### Task requirements
Answer with one number: the count of lines in this material that hold the word "сельского".

## Begin Data provided

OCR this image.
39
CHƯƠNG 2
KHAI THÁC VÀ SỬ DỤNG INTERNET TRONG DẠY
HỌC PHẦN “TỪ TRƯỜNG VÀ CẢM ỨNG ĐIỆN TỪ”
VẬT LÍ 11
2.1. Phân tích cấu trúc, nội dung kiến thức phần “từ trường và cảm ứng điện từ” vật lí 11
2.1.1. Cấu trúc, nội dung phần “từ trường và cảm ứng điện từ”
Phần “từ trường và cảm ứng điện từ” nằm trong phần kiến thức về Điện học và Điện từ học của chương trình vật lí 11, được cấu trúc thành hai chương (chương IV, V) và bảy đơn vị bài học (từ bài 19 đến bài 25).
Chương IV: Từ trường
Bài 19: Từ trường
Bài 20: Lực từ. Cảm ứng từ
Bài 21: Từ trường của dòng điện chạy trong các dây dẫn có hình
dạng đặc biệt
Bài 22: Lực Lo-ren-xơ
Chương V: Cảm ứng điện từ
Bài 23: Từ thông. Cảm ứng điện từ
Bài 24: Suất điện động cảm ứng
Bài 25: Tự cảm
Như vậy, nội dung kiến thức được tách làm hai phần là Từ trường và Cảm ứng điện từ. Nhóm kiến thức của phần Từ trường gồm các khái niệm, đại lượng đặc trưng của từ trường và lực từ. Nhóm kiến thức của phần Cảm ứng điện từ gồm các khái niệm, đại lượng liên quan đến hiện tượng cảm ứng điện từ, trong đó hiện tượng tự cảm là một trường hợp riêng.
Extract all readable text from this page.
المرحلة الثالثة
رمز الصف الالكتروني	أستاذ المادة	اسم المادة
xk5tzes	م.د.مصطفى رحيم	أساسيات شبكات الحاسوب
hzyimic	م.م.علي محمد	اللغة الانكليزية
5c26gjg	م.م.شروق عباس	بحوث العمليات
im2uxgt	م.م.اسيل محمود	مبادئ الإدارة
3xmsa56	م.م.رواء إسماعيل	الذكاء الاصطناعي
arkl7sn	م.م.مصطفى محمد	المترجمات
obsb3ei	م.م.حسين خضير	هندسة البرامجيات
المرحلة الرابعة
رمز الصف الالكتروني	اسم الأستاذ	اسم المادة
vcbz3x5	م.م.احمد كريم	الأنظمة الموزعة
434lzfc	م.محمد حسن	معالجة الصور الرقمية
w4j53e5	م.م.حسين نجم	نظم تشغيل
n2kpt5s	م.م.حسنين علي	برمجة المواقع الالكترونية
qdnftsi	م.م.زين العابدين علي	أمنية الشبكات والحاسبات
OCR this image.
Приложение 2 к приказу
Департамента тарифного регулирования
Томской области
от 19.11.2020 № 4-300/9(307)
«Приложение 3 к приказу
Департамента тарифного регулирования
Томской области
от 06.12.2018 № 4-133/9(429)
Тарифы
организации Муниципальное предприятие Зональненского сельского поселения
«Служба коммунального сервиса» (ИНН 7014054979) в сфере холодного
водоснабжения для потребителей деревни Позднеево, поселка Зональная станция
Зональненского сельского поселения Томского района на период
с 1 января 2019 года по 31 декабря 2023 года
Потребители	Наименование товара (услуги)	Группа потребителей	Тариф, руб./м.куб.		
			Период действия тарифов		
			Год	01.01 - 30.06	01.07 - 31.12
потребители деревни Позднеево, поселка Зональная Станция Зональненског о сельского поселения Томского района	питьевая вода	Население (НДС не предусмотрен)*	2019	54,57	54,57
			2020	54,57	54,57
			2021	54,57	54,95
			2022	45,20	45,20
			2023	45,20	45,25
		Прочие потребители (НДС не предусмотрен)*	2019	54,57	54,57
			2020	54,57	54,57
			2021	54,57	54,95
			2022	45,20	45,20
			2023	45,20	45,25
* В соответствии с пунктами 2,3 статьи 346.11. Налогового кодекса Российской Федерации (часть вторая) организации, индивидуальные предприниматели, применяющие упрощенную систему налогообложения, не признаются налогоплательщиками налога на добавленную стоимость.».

## End Data provided

### Written reply
3